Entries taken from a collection
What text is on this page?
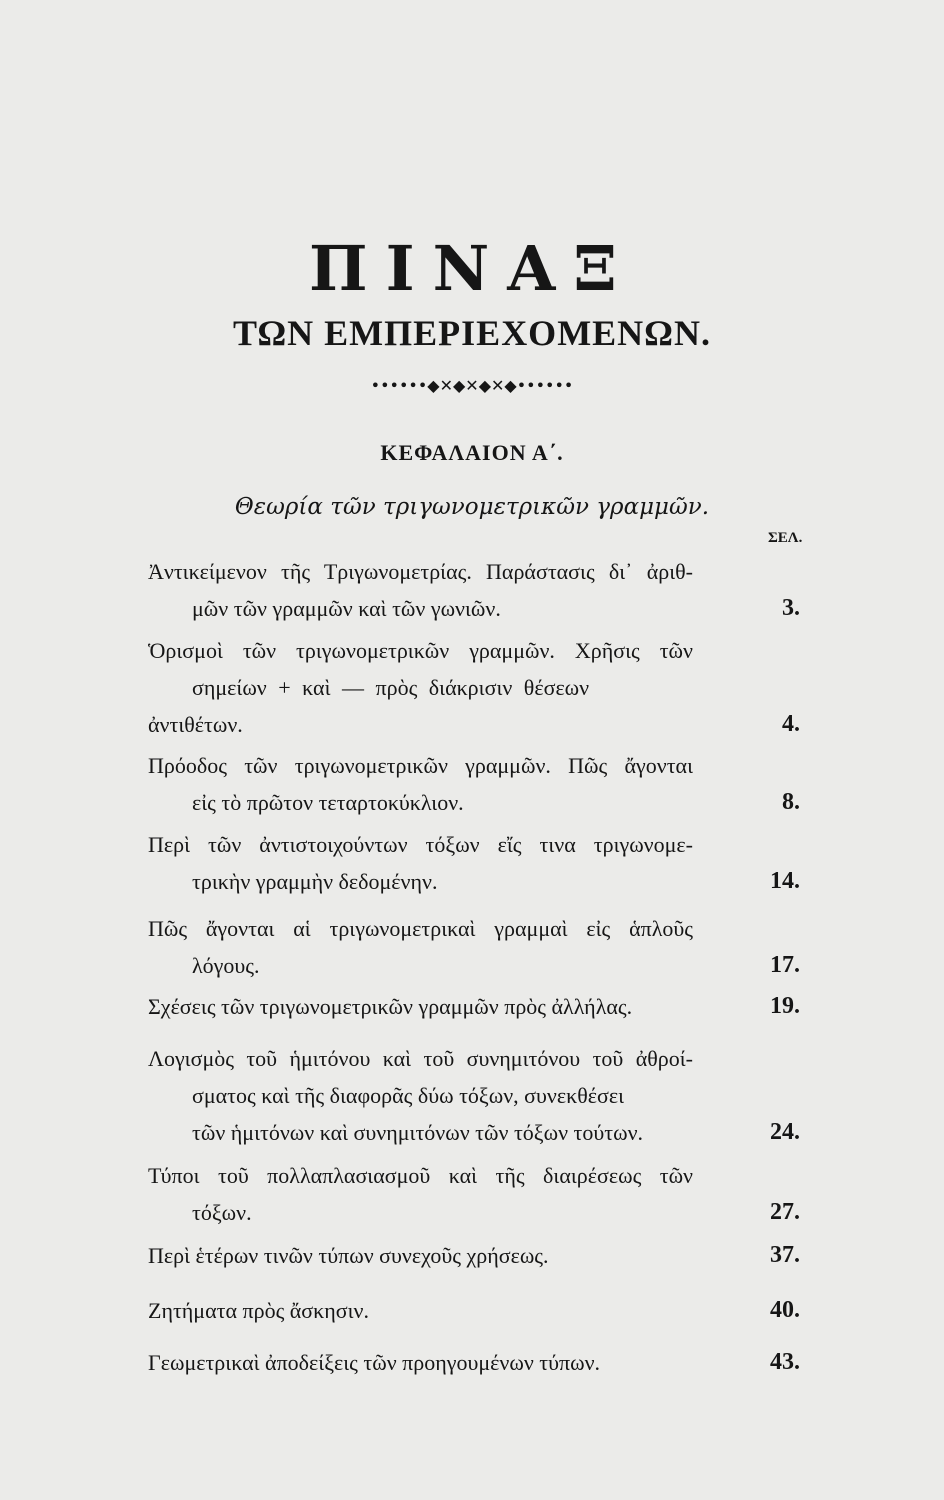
ΠΙΝΑΞ
ΤΩΝ ΕΜΠΕΡΙΕΧΟΜΕΝΩΝ.
••••••◆✕◆✕◆✕◆••••••
ΚΕΦΑΛΑΙΟΝ Α΄.
Θεωρία τῶν τριγωνομετρικῶν γραμμῶν.
ΣΕΛ.
Ἀντικείμενον τῆς Τριγωνομετρίας. Παράστασις δι᾽ ἀριθ-
μῶν τῶν γραμμῶν καὶ τῶν γωνιῶν.	3.
Ὁρισμοὶ τῶν τριγωνομετρικῶν γραμμῶν. Χρῆσις τῶν
σημείων + καὶ — πρὸς διάκρισιν θέσεων
ἀντιθέτων.	4.
Πρόοδος τῶν τριγωνομετρικῶν γραμμῶν. Πῶς ἄγονται
εἰς τὸ πρῶτον τεταρτοκύκλιον.	8.
Περὶ τῶν ἀντιστοιχούντων τόξων εἴς τινα τριγωνομε-
τρικὴν γραμμὴν δεδομένην.	14.
Πῶς ἄγονται αἱ τριγωνομετρικαὶ γραμμαὶ εἰς ἁπλοῦς
λόγους.	17.
Σχέσεις τῶν τριγωνομετρικῶν γραμμῶν πρὸς ἀλλήλας.	19.
Λογισμὸς τοῦ ἡμιτόνου καὶ τοῦ συνημιτόνου τοῦ ἀθροί-
σματος καὶ τῆς διαφορᾶς δύω τόξων, συνεκθέσει
τῶν ἡμιτόνων καὶ συνημιτόνων τῶν τόξων τούτων.	24.
Τύποι τοῦ πολλαπλασιασμοῦ καὶ τῆς διαιρέσεως τῶν
τόξων.	27.
Περὶ ἑτέρων τινῶν τύπων συνεχοῦς χρήσεως.	37.
Ζητήματα πρὸς ἄσκησιν.	40.
Γεωμετρικαὶ ἀποδείξεις τῶν προηγουμένων τύπων.	43.
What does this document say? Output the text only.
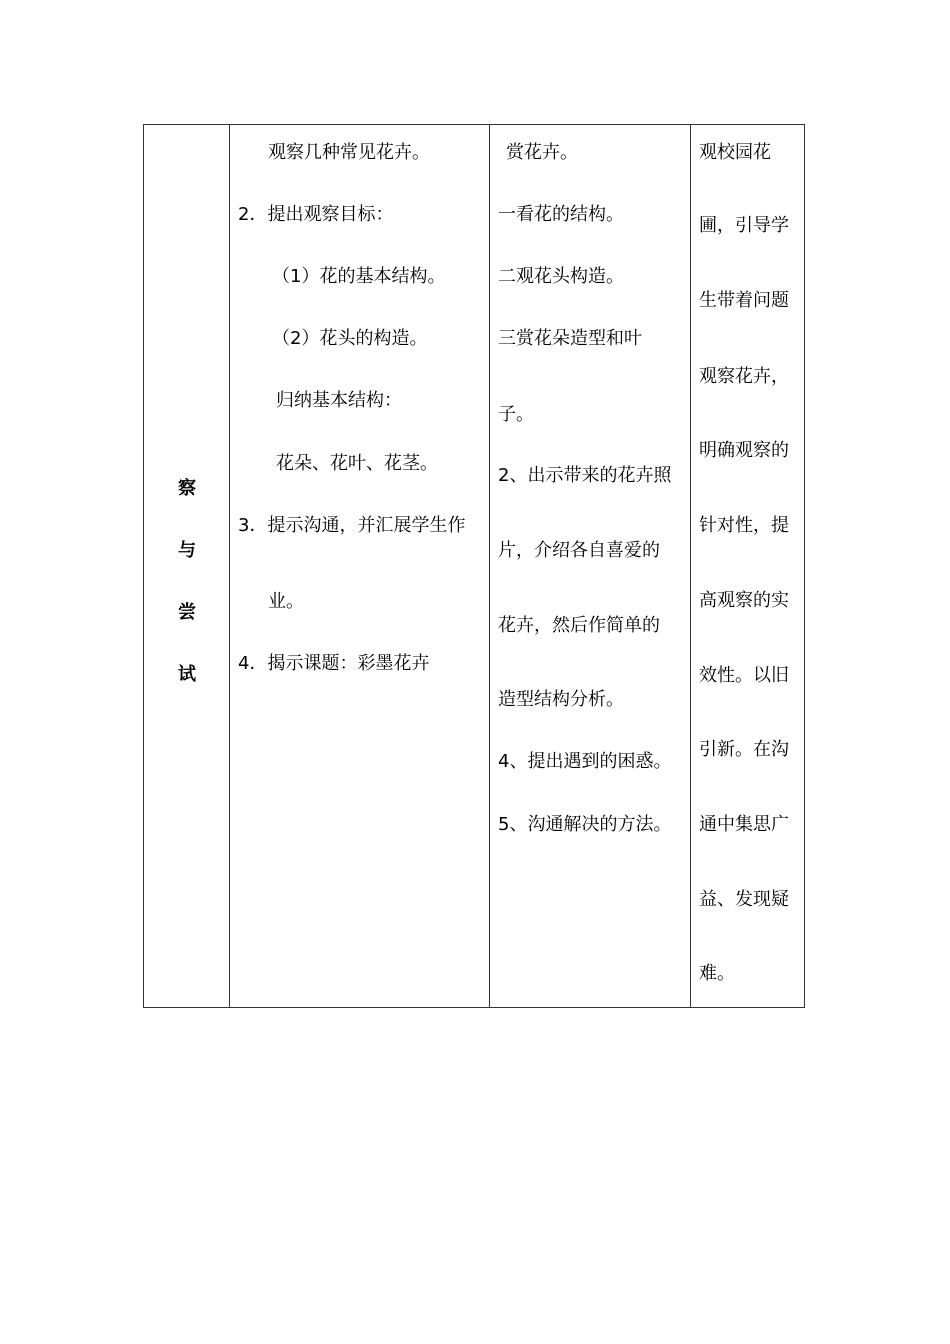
察
与
尝
试
观察几种常见花卉。
2．提出观察目标：
（1）花的基本结构。
（2）花头的构造。
归纳基本结构：
花朵、花叶、花茎。
3．提示沟通，并汇展学生作
业。
4．揭示课题：彩墨花卉
赏花卉。
一看花的结构。
二观花头构造。
三赏花朵造型和叶
子。
2、出示带来的花卉照
片，介绍各自喜爱的
花卉，然后作简单的
造型结构分析。
4、提出遇到的困惑。
5、沟通解决的方法。
观校园花
圃，引导学
生带着问题
观察花卉，
明确观察的
针对性，提
高观察的实
效性。以旧
引新。在沟
通中集思广
益、发现疑
难。
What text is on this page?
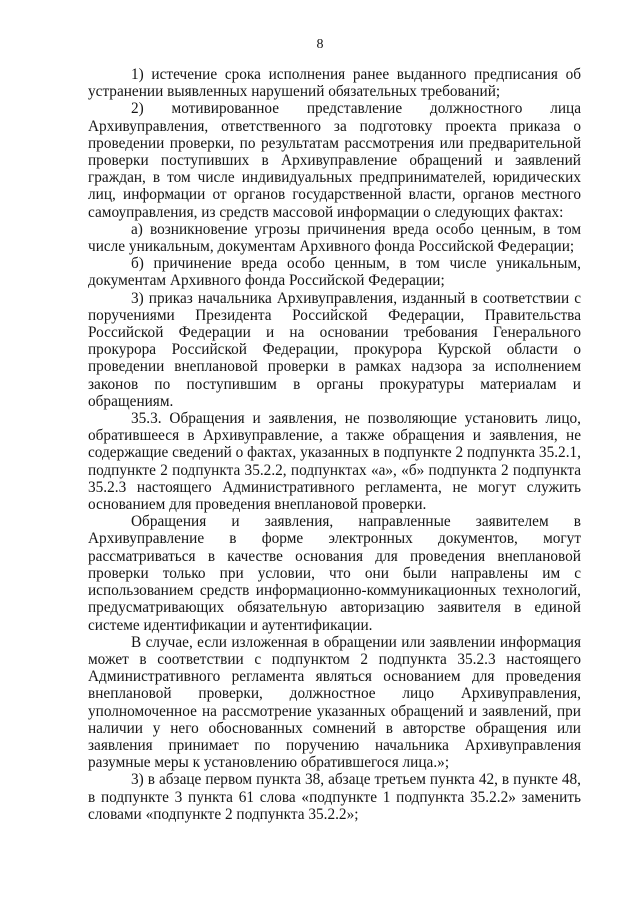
8

1) истечение срока исполнения ранее выданного предписания об устранении выявленных нарушений обязательных требований;

2) мотивированное представление должностного лица Архивуправления, ответственного за подготовку проекта приказа о проведении проверки, по результатам рассмотрения или предварительной проверки поступивших в Архивуправление обращений и заявлений граждан, в том числе индивидуальных предпринимателей, юридических лиц, информации от органов государственной власти, органов местного самоуправления, из средств массовой информации о следующих фактах:

а) возникновение угрозы причинения вреда особо ценным, в том числе уникальным, документам Архивного фонда Российской Федерации;

б) причинение вреда особо ценным, в том числе уникальным, документам Архивного фонда Российской Федерации;

3) приказ начальника Архивуправления, изданный в соответствии с поручениями Президента Российской Федерации, Правительства Российской Федерации и на основании требования Генерального прокурора Российской Федерации, прокурора Курской области о проведении внеплановой проверки в рамках надзора за исполнением законов по поступившим в органы прокуратуры материалам и обращениям.

35.3. Обращения и заявления, не позволяющие установить лицо, обратившееся в Архивуправление, а также обращения и заявления, не содержащие сведений о фактах, указанных в подпункте 2 подпункта 35.2.1, подпункте 2 подпункта 35.2.2, подпунктах «а», «б» подпункта 2 подпункта 35.2.3 настоящего Административного регламента, не могут служить основанием для проведения внеплановой проверки.

Обращения и заявления, направленные заявителем в Архивуправление в форме электронных документов, могут рассматриваться в качестве основания для проведения внеплановой проверки только при условии, что они были направлены им с использованием средств информационно-коммуникационных технологий, предусматривающих обязательную авторизацию заявителя в единой системе идентификации и аутентификации.

В случае, если изложенная в обращении или заявлении информация может в соответствии с подпунктом 2 подпункта 35.2.3 настоящего Административного регламента являться основанием для проведения внеплановой проверки, должностное лицо Архивуправления, уполномоченное на рассмотрение указанных обращений и заявлений, при наличии у него обоснованных сомнений в авторстве обращения или заявления принимает по поручению начальника Архивуправления разумные меры к установлению обратившегося лица.»;

3) в абзаце первом пункта 38, абзаце третьем пункта 42, в пункте 48, в подпункте 3 пункта 61 слова «подпункте 1 подпункта 35.2.2» заменить словами «подпункте 2 подпункта 35.2.2»;
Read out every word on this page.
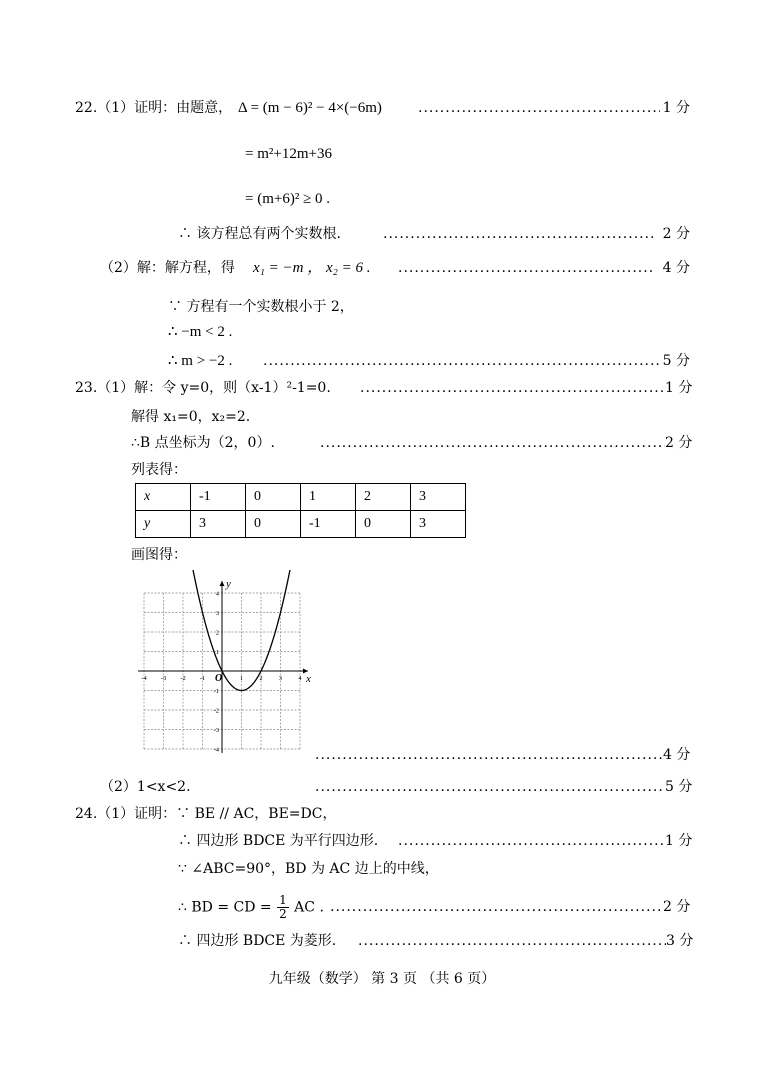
22.（1）证明：由题意， Δ = (m − 6)² − 4×(−6m) .....	1 分
= m²+12m+36
= (m+6)² ≥ 0 .
∴ 该方程总有两个实数根. .....	2 分
（2）解：解方程，得 x₁ = −m ， x₂ = 6 . .....	4 分
∵ 方程有一个实数根小于 2，
∴ −m < 2 .
∴ m > −2 . .....	5 分
23.（1）解：令 y=0，则（x-1）²-1=0. .....	1 分
解得 x₁=0，x₂=2.
∴B 点坐标为（2，0）. .....	2 分
列表得：
x	-1	0	1	2	3
y	3	0	-1	0	3
画图得：
-4 -3 -2 -1	1	2	3	4
4
3
2
1
-1
-2
-3
-4
x
y
O
.....
4 分
（2）1<x<2. .....	5 分
24.（1）证明：∵ BE // AC，BE=DC，
∴ 四边形 BDCE 为平行四边形. .....	1 分
∵ ∠ABC=90°，BD 为 AC 边上的中线，
∴ BD = CD = $\frac{1}{2}$ AC . .....	2 分
∴ 四边形 BDCE 为菱形. .....	3 分
九年级（数学） 第 3 页 （共 6 页）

→ **EXERCISE GOAL**
Search the entries for the word "γραμμῶν" and copy every line that has it.

→ **RESPONSE TO THIS TASK**
Θεωρία τῶν τριγωνομετρικῶν γραμμῶν.
μῶν τῶν γραμμῶν καὶ τῶν γωνιῶν.	3.
Ὁρισμοὶ τῶν τριγωνομετρικῶν γραμμῶν. Χρῆσις τῶν
Πρόοδος τῶν τριγωνομετρικῶν γραμμῶν. Πῶς ἄγονται
Σχέσεις τῶν τριγωνομετρικῶν γραμμῶν πρὸς ἀλλήλας.	19.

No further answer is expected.